* Start *

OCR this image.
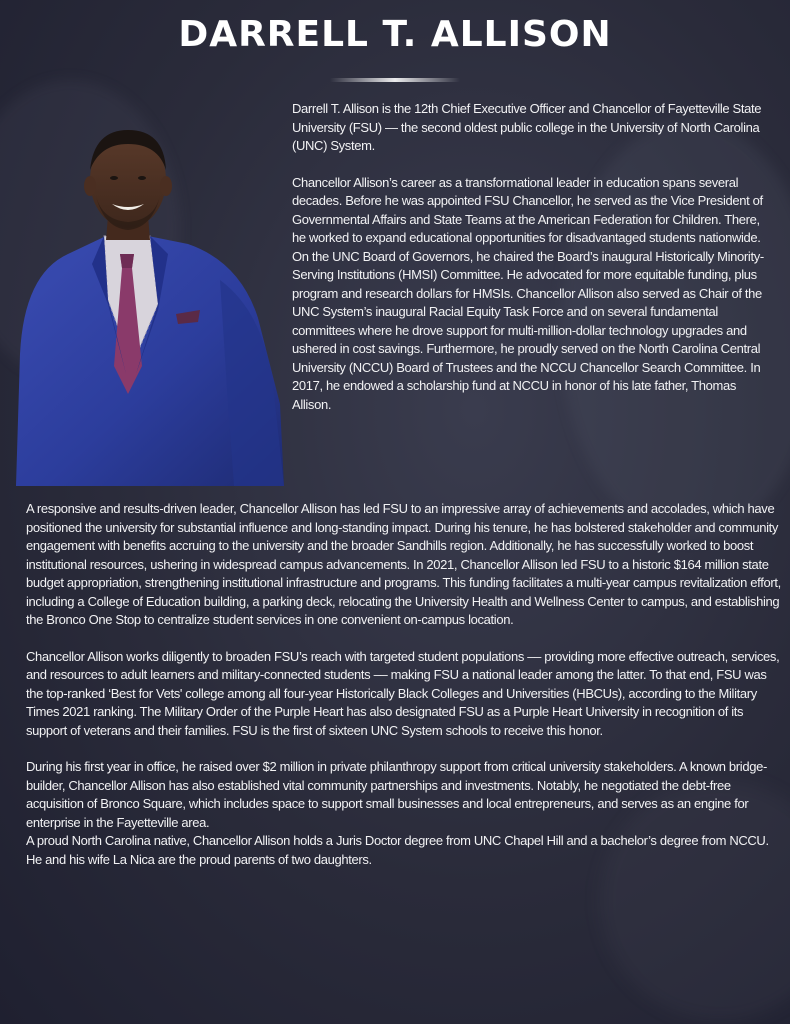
DARRELL T. ALLISON

Darrell T. Allison is the 12th Chief Executive Officer and Chancellor of Fayetteville State University (FSU) — the second oldest public college in the University of North Carolina (UNC) System.

Chancellor Allison’s career as a transformational leader in education spans several decades. Before he was appointed FSU Chancellor, he served as the Vice President of Governmental Affairs and State Teams at the American Federation for Children. There, he worked to expand educational opportunities for disadvantaged students nationwide. On the UNC Board of Governors, he chaired the Board’s inaugural Historically Minority-Serving Institutions (HMSI) Committee. He advocated for more equitable funding, plus program and research dollars for HMSIs. Chancellor Allison also served as Chair of the UNC System’s inaugural Racial Equity Task Force and on several fundamental committees where he drove support for multi-million-dollar technology upgrades and ushered in cost savings. Furthermore, he proudly served on the North Carolina Central University (NCCU) Board of Trustees and the NCCU Chancellor Search Committee. In 2017, he endowed a scholarship fund at NCCU in honor of his late father, Thomas Allison.

A responsive and results-driven leader, Chancellor Allison has led FSU to an impressive array of achievements and accolades, which have positioned the university for substantial influence and long-standing impact. During his tenure, he has bolstered stakeholder and community engagement with benefits accruing to the university and the broader Sandhills region. Additionally, he has successfully worked to boost institutional resources, ushering in widespread campus advancements. In 2021, Chancellor Allison led FSU to a historic $164 million state budget appropriation, strengthening institutional infrastructure and programs. This funding facilitates a multi-year campus revitalization effort, including a College of Education building, a parking deck, relocating the University Health and Wellness Center to campus, and establishing the Bronco One Stop to centralize student services in one convenient on-campus location.

Chancellor Allison works diligently to broaden FSU’s reach with targeted student populations –– providing more effective outreach, services, and resources to adult learners and military-connected students –– making FSU a national leader among the latter. To that end, FSU was the top-ranked ‘Best for Vets' college among all four-year Historically Black Colleges and Universities (HBCUs), according to the Military Times 2021 ranking. The Military Order of the Purple Heart has also designated FSU as a Purple Heart University in recognition of its support of veterans and their families. FSU is the first of sixteen UNC System schools to receive this honor.

During his first year in office, he raised over $2 million in private philanthropy support from critical university stakeholders. A known bridge-builder, Chancellor Allison has also established vital community partnerships and investments. Notably, he negotiated the debt-free acquisition of Bronco Square, which includes space to support small businesses and local entrepreneurs, and serves as an engine for enterprise in the Fayetteville area.

A proud North Carolina native, Chancellor Allison holds a Juris Doctor degree from UNC Chapel Hill and a bachelor’s degree from NCCU. He and his wife La Nica are the proud parents of two daughters.
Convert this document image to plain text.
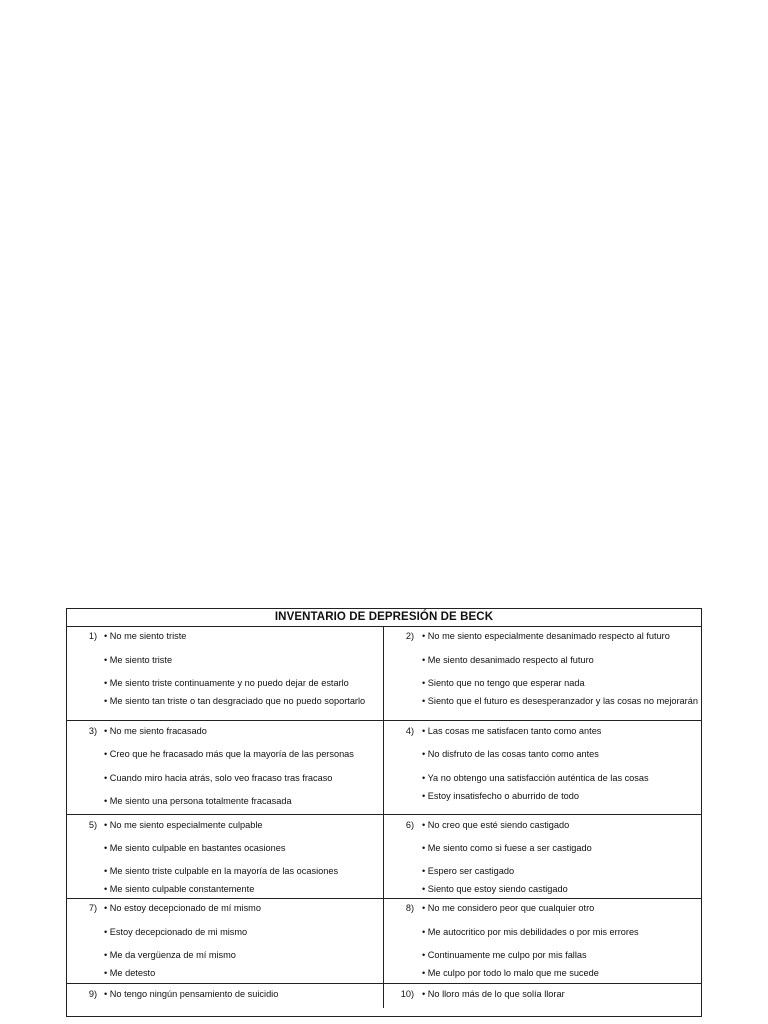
INVENTARIO DE DEPRESIÓN DE BECK
1) • No me siento triste
• Me siento triste
• Me siento triste continuamente y no puedo dejar de estarlo
• Me siento tan triste o tan desgraciado que no puedo soportarlo
2) • No me siento especialmente desanimado respecto al futuro
• Me siento desanimado respecto al futuro
• Siento que no tengo que esperar nada
• Siento que el futuro es desesperanzador y las cosas no mejorarán
3) • No me siento fracasado
• Creo que he fracasado más que la mayoría de las personas
• Cuando miro hacia atrás, solo veo fracaso tras fracaso
• Me siento una persona totalmente fracasada
4) • Las cosas me satisfacen tanto como antes
• No disfruto de las cosas tanto como antes
• Ya no obtengo una satisfacción auténtica de las cosas
• Estoy insatisfecho o aburrido de todo
5) • No me siento especialmente culpable
• Me siento culpable en bastantes ocasiones
• Me siento triste culpable en la mayoría de las ocasiones
• Me siento culpable constantemente
6) • No creo que esté siendo castigado
• Me siento como si fuese a ser castigado
• Espero ser castigado
• Siento que estoy siendo castigado
7) • No estoy decepcionado de mí mismo
• Estoy decepcionado de mi mismo
• Me da vergüenza de mí mismo
• Me detesto
8) • No me considero peor que cualquier otro
• Me autocritico por mis debilidades o por mis errores
• Continuamente me culpo por mis fallas
• Me culpo por todo lo malo que me sucede
9) • No tengo ningún pensamiento de suicidio	10) • No lloro más de lo que solía llorar
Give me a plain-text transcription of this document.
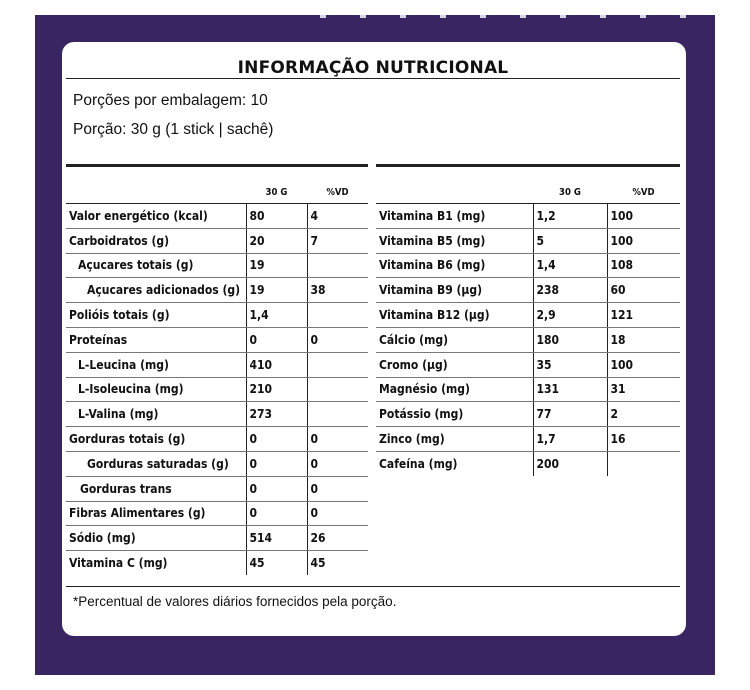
INFORMAÇÃO NUTRICIONAL
Porções por embalagem: 10
Porção: 30 g (1 stick | sachê)
	30 G	%VD
Valor energético (kcal)	80	4
Carboidratos (g)	20	7
Açucares totais (g)	19	
Açucares adicionados (g)	19	38
Polióis totais (g)	1,4	
Proteínas	0	0
L-Leucina (mg)	410	
L-Isoleucina (mg)	210	
L-Valina (mg)	273	
Gorduras totais (g)	0	0
Gorduras saturadas (g)	0	0
Gorduras trans	0	0
Fibras Alimentares (g)	0	0
Sódio (mg)	514	26
Vitamina C (mg)	45	45
	30 G	%VD
Vitamina B1 (mg)	1,2	100
Vitamina B5 (mg)	5	100
Vitamina B6 (mg)	1,4	108
Vitamina B9 (µg)	238	60
Vitamina B12 (µg)	2,9	121
Cálcio (mg)	180	18
Cromo (µg)	35	100
Magnésio (mg)	131	31
Potássio (mg)	77	2
Zinco (mg)	1,7	16
Cafeína (mg)	200	
*Percentual de valores diários fornecidos pela porção.
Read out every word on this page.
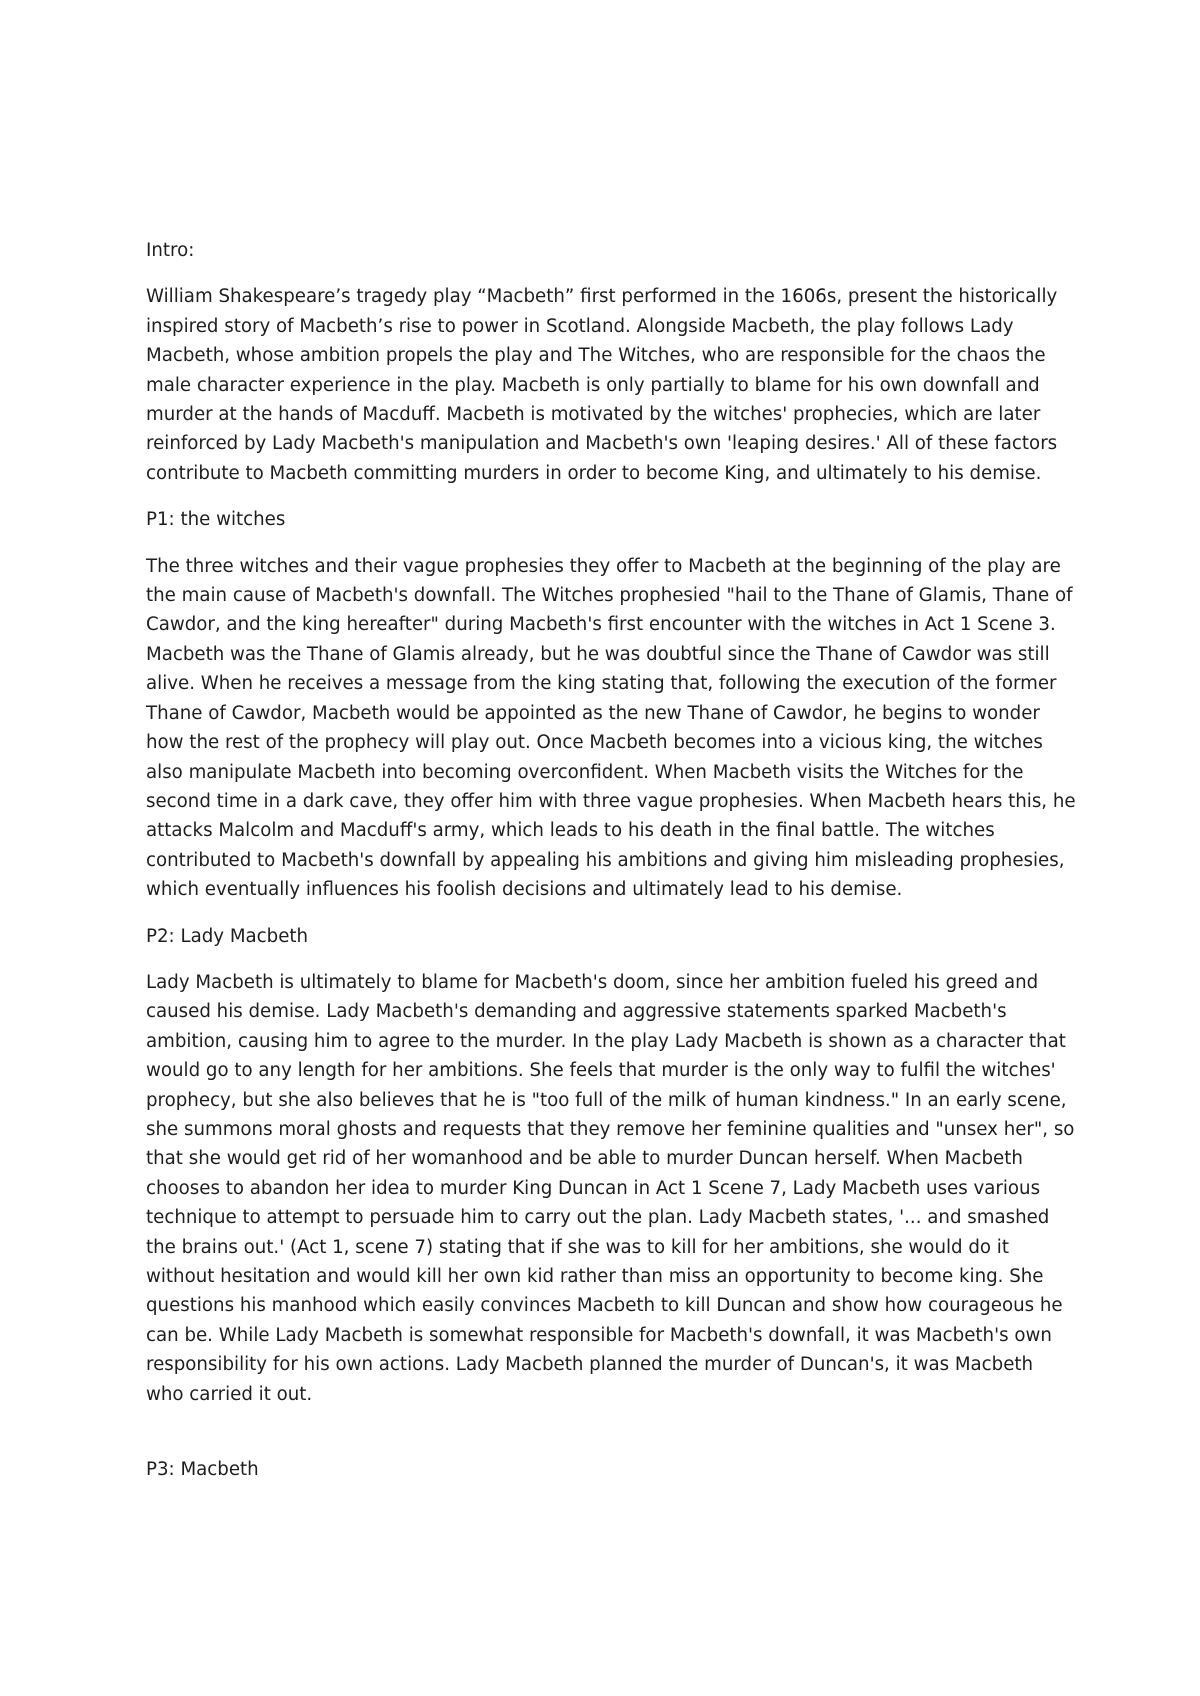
Intro:

William Shakespeare’s tragedy play “Macbeth” first performed in the 1606s, present the historically inspired story of Macbeth’s rise to power in Scotland. Alongside Macbeth, the play follows Lady Macbeth, whose ambition propels the play and The Witches, who are responsible for the chaos the male character experience in the play. Macbeth is only partially to blame for his own downfall and murder at the hands of Macduff. Macbeth is motivated by the witches' prophecies, which are later reinforced by Lady Macbeth's manipulation and Macbeth's own 'leaping desires.' All of these factors contribute to Macbeth committing murders in order to become King, and ultimately to his demise.

P1: the witches

The three witches and their vague prophesies they offer to Macbeth at the beginning of the play are the main cause of Macbeth's downfall. The Witches prophesied "hail to the Thane of Glamis, Thane of Cawdor, and the king hereafter" during Macbeth's first encounter with the witches in Act 1 Scene 3. Macbeth was the Thane of Glamis already, but he was doubtful since the Thane of Cawdor was still alive. When he receives a message from the king stating that, following the execution of the former Thane of Cawdor, Macbeth would be appointed as the new Thane of Cawdor, he begins to wonder how the rest of the prophecy will play out. Once Macbeth becomes into a vicious king, the witches also manipulate Macbeth into becoming overconfident. When Macbeth visits the Witches for the second time in a dark cave, they offer him with three vague prophesies. When Macbeth hears this, he attacks Malcolm and Macduff's army, which leads to his death in the final battle. The witches contributed to Macbeth's downfall by appealing his ambitions and giving him misleading prophesies, which eventually influences his foolish decisions and ultimately lead to his demise.

P2: Lady Macbeth

Lady Macbeth is ultimately to blame for Macbeth's doom, since her ambition fueled his greed and caused his demise. Lady Macbeth's demanding and aggressive statements sparked Macbeth's ambition, causing him to agree to the murder. In the play Lady Macbeth is shown as a character that would go to any length for her ambitions. She feels that murder is the only way to fulfil the witches' prophecy, but she also believes that he is "too full of the milk of human kindness." In an early scene, she summons moral ghosts and requests that they remove her feminine qualities and "unsex her", so that she would get rid of her womanhood and be able to murder Duncan herself. When Macbeth chooses to abandon her idea to murder King Duncan in Act 1 Scene 7, Lady Macbeth uses various technique to attempt to persuade him to carry out the plan. Lady Macbeth states, '... and smashed the brains out.' (Act 1, scene 7) stating that if she was to kill for her ambitions, she would do it without hesitation and would kill her own kid rather than miss an opportunity to become king. She questions his manhood which easily convinces Macbeth to kill Duncan and show how courageous he can be. While Lady Macbeth is somewhat responsible for Macbeth's downfall, it was Macbeth's own responsibility for his own actions. Lady Macbeth planned the murder of Duncan's, it was Macbeth who carried it out.

P3: Macbeth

* End *

The data should be printed again unchanged; leave its pictures out.

OCR this image.
DARRELL T. ALLISON

Darrell T. Allison is the 12th Chief Executive Officer and Chancellor of Fayetteville State University (FSU) — the second oldest public college in the University of North Carolina (UNC) System.

Chancellor Allison’s career as a transformational leader in education spans several decades. Before he was appointed FSU Chancellor, he served as the Vice President of Governmental Affairs and State Teams at the American Federation for Children. There, he worked to expand educational opportunities for disadvantaged students nationwide. On the UNC Board of Governors, he chaired the Board’s inaugural Historically Minority-Serving Institutions (HMSI) Committee. He advocated for more equitable funding, plus program and research dollars for HMSIs. Chancellor Allison also served as Chair of the UNC System’s inaugural Racial Equity Task Force and on several fundamental committees where he drove support for multi-million-dollar technology upgrades and ushered in cost savings. Furthermore, he proudly served on the North Carolina Central University (NCCU) Board of Trustees and the NCCU Chancellor Search Committee. In 2017, he endowed a scholarship fund at NCCU in honor of his late father, Thomas Allison.

A responsive and results-driven leader, Chancellor Allison has led FSU to an impressive array of achievements and accolades, which have positioned the university for substantial influence and long-standing impact. During his tenure, he has bolstered stakeholder and community engagement with benefits accruing to the university and the broader Sandhills region. Additionally, he has successfully worked to boost institutional resources, ushering in widespread campus advancements. In 2021, Chancellor Allison led FSU to a historic $164 million state budget appropriation, strengthening institutional infrastructure and programs. This funding facilitates a multi-year campus revitalization effort, including a College of Education building, a parking deck, relocating the University Health and Wellness Center to campus, and establishing the Bronco One Stop to centralize student services in one convenient on-campus location.

Chancellor Allison works diligently to broaden FSU’s reach with targeted student populations –– providing more effective outreach, services, and resources to adult learners and military-connected students –– making FSU a national leader among the latter. To that end, FSU was the top-ranked ‘Best for Vets' college among all four-year Historically Black Colleges and Universities (HBCUs), according to the Military Times 2021 ranking. The Military Order of the Purple Heart has also designated FSU as a Purple Heart University in recognition of its support of veterans and their families. FSU is the first of sixteen UNC System schools to receive this honor.

During his first year in office, he raised over $2 million in private philanthropy support from critical university stakeholders. A known bridge-builder, Chancellor Allison has also established vital community partnerships and investments. Notably, he negotiated the debt-free acquisition of Bronco Square, which includes space to support small businesses and local entrepreneurs, and serves as an engine for enterprise in the Fayetteville area.

A proud North Carolina native, Chancellor Allison holds a Juris Doctor degree from UNC Chapel Hill and a bachelor’s degree from NCCU. He and his wife La Nica are the proud parents of two daughters.
Convert this document image to plain text.
INVENTARIO DE DEPRESIÓN DE BECK
1) • No me siento triste
• Me siento triste
• Me siento triste continuamente y no puedo dejar de estarlo
• Me siento tan triste o tan desgraciado que no puedo soportarlo
2) • No me siento especialmente desanimado respecto al futuro
• Me siento desanimado respecto al futuro
• Siento que no tengo que esperar nada
• Siento que el futuro es desesperanzador y las cosas no mejorarán
3) • No me siento fracasado
• Creo que he fracasado más que la mayoría de las personas
• Cuando miro hacia atrás, solo veo fracaso tras fracaso
• Me siento una persona totalmente fracasada
4) • Las cosas me satisfacen tanto como antes
• No disfruto de las cosas tanto como antes
• Ya no obtengo una satisfacción auténtica de las cosas
• Estoy insatisfecho o aburrido de todo
5) • No me siento especialmente culpable
• Me siento culpable en bastantes ocasiones
• Me siento triste culpable en la mayoría de las ocasiones
• Me siento culpable constantemente
6) • No creo que esté siendo castigado
• Me siento como si fuese a ser castigado
• Espero ser castigado
• Siento que estoy siendo castigado
7) • No estoy decepcionado de mí mismo
• Estoy decepcionado de mi mismo
• Me da vergüenza de mí mismo
• Me detesto
8) • No me considero peor que cualquier otro
• Me autocritico por mis debilidades o por mis errores
• Continuamente me culpo por mis fallas
• Me culpo por todo lo malo que me sucede
9) • No tengo ningún pensamiento de suicidio	10) • No lloro más de lo que solía llorar
Give me a plain-text transcription of this document.
INFORMAÇÃO NUTRICIONAL
Porções por embalagem: 10
Porção: 30 g (1 stick | sachê)
	30 G	%VD
Valor energético (kcal)	80	4
Carboidratos (g)	20	7
Açucares totais (g)	19	
Açucares adicionados (g)	19	38
Polióis totais (g)	1,4	
Proteínas	0	0
L-Leucina (mg)	410	
L-Isoleucina (mg)	210	
L-Valina (mg)	273	
Gorduras totais (g)	0	0
Gorduras saturadas (g)	0	0
Gorduras trans	0	0
Fibras Alimentares (g)	0	0
Sódio (mg)	514	26
Vitamina C (mg)	45	45
	30 G	%VD
Vitamina B1 (mg)	1,2	100
Vitamina B5 (mg)	5	100
Vitamina B6 (mg)	1,4	108
Vitamina B9 (µg)	238	60
Vitamina B12 (µg)	2,9	121
Cálcio (mg)	180	18
Cromo (µg)	35	100
Magnésio (mg)	131	31
Potássio (mg)	77	2
Zinco (mg)	1,7	16
Cafeína (mg)	200	
*Percentual de valores diários fornecidos pela porção.
Read out every word on this page.
Intro:

William Shakespeare’s tragedy play “Macbeth” first performed in the 1606s, present the historically inspired story of Macbeth’s rise to power in Scotland. Alongside Macbeth, the play follows Lady Macbeth, whose ambition propels the play and The Witches, who are responsible for the chaos the male character experience in the play. Macbeth is only partially to blame for his own downfall and murder at the hands of Macduff. Macbeth is motivated by the witches' prophecies, which are later reinforced by Lady Macbeth's manipulation and Macbeth's own 'leaping desires.' All of these factors contribute to Macbeth committing murders in order to become King, and ultimately to his demise.

P1: the witches

The three witches and their vague prophesies they offer to Macbeth at the beginning of the play are the main cause of Macbeth's downfall. The Witches prophesied "hail to the Thane of Glamis, Thane of Cawdor, and the king hereafter" during Macbeth's first encounter with the witches in Act 1 Scene 3. Macbeth was the Thane of Glamis already, but he was doubtful since the Thane of Cawdor was still alive. When he receives a message from the king stating that, following the execution of the former Thane of Cawdor, Macbeth would be appointed as the new Thane of Cawdor, he begins to wonder how the rest of the prophecy will play out. Once Macbeth becomes into a vicious king, the witches also manipulate Macbeth into becoming overconfident. When Macbeth visits the Witches for the second time in a dark cave, they offer him with three vague prophesies. When Macbeth hears this, he attacks Malcolm and Macduff's army, which leads to his death in the final battle. The witches contributed to Macbeth's downfall by appealing his ambitions and giving him misleading prophesies, which eventually influences his foolish decisions and ultimately lead to his demise.

P2: Lady Macbeth

Lady Macbeth is ultimately to blame for Macbeth's doom, since her ambition fueled his greed and caused his demise. Lady Macbeth's demanding and aggressive statements sparked Macbeth's ambition, causing him to agree to the murder. In the play Lady Macbeth is shown as a character that would go to any length for her ambitions. She feels that murder is the only way to fulfil the witches' prophecy, but she also believes that he is "too full of the milk of human kindness." In an early scene, she summons moral ghosts and requests that they remove her feminine qualities and "unsex her", so that she would get rid of her womanhood and be able to murder Duncan herself. When Macbeth chooses to abandon her idea to murder King Duncan in Act 1 Scene 7, Lady Macbeth uses various technique to attempt to persuade him to carry out the plan. Lady Macbeth states, '... and smashed the brains out.' (Act 1, scene 7) stating that if she was to kill for her ambitions, she would do it without hesitation and would kill her own kid rather than miss an opportunity to become king. She questions his manhood which easily convinces Macbeth to kill Duncan and show how courageous he can be. While Lady Macbeth is somewhat responsible for Macbeth's downfall, it was Macbeth's own responsibility for his own actions. Lady Macbeth planned the murder of Duncan's, it was Macbeth who carried it out.

P3: Macbeth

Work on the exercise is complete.